Task prompt: Gather all lines in the entries that include the word "транспортників".

Provided data:
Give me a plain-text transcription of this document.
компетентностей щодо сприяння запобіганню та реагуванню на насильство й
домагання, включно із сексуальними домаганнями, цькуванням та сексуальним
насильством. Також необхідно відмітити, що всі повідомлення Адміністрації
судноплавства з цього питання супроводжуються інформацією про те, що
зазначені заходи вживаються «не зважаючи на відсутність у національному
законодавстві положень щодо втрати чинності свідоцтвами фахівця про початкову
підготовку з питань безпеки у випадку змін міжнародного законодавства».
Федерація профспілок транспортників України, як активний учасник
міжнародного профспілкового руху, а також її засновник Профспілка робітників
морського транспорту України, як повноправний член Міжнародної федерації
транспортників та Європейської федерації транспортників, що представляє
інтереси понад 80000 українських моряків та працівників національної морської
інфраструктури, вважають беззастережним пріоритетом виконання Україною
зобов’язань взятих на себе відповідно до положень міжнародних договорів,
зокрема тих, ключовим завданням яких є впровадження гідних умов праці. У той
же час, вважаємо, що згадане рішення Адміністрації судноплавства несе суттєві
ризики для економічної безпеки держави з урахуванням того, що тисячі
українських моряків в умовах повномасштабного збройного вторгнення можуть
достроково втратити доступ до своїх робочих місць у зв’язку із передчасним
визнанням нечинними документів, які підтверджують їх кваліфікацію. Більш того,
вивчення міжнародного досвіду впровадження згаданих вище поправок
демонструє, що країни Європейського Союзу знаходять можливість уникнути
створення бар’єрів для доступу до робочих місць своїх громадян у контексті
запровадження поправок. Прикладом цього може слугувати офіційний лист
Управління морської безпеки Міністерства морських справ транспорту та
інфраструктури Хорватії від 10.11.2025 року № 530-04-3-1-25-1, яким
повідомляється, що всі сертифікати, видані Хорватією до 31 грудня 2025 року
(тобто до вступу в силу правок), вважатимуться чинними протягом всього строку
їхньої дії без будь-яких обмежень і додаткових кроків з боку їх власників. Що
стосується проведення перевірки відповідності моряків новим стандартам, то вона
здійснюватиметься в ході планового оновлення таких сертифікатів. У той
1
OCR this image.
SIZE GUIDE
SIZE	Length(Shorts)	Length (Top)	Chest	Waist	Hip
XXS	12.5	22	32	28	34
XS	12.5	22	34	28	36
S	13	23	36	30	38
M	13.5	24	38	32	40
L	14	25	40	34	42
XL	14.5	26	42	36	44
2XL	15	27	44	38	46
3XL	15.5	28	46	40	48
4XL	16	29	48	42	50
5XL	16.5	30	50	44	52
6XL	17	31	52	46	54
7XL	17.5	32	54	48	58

* * *

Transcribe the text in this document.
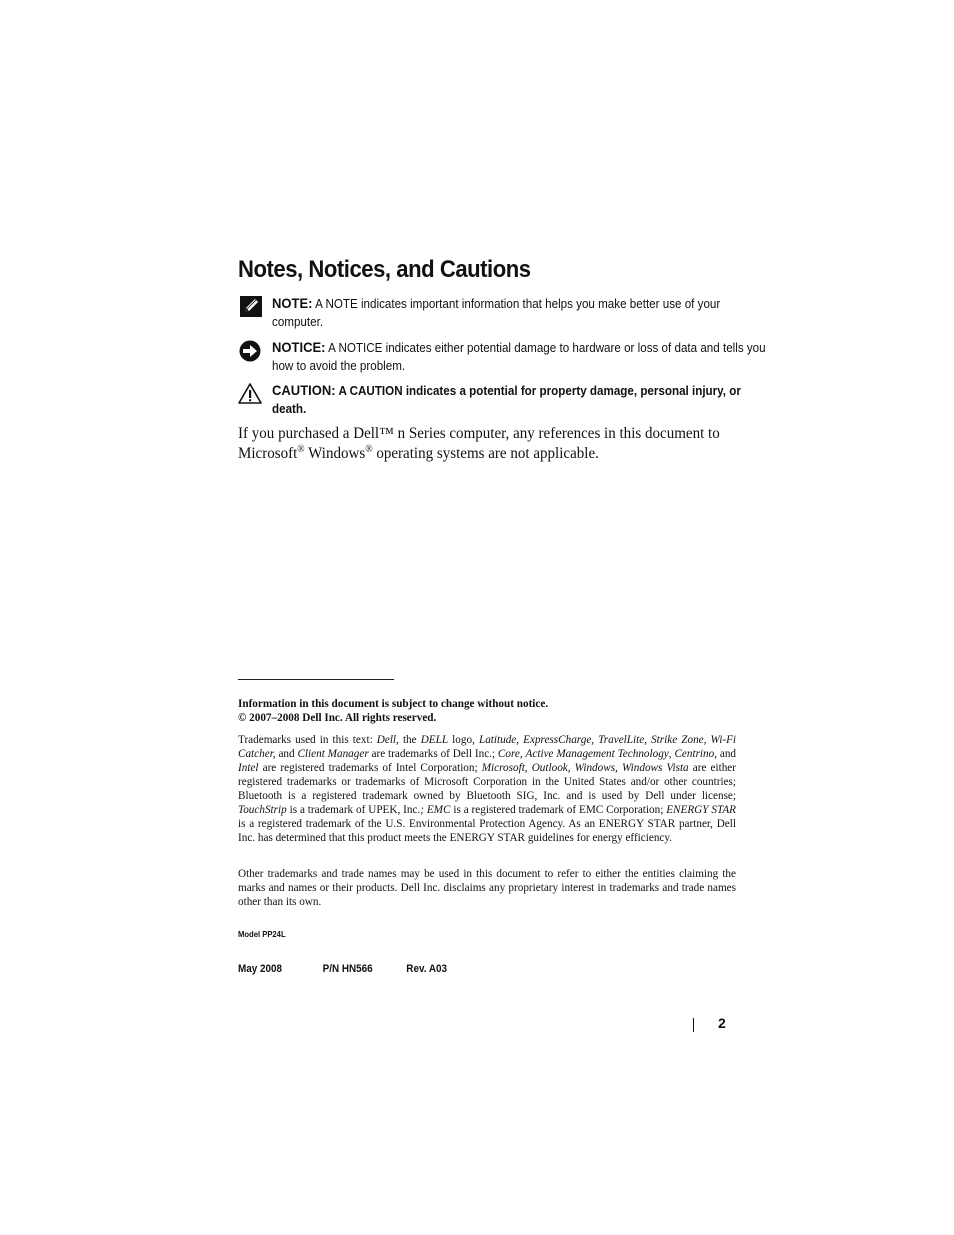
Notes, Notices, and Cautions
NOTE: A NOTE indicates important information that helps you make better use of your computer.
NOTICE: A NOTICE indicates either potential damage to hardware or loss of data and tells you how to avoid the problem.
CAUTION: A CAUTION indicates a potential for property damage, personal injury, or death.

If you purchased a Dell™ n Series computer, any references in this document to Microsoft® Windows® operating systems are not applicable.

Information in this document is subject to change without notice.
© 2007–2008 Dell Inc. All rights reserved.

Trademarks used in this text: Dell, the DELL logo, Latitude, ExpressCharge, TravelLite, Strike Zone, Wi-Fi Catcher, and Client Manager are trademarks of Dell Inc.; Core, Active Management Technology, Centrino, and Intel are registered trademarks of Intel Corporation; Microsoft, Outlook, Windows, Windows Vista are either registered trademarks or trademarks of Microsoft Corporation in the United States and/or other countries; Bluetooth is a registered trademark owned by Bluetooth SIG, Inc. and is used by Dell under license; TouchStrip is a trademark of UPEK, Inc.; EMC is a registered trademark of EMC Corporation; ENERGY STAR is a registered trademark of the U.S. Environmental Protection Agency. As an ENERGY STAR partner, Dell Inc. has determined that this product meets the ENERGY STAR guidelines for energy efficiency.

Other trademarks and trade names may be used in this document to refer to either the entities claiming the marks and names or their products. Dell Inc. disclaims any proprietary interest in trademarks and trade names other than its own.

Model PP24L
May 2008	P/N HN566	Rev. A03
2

Written response:
Федерація профспілок транспортників України, як активний учасник
транспортників та Європейської федерації транспортників, що представляє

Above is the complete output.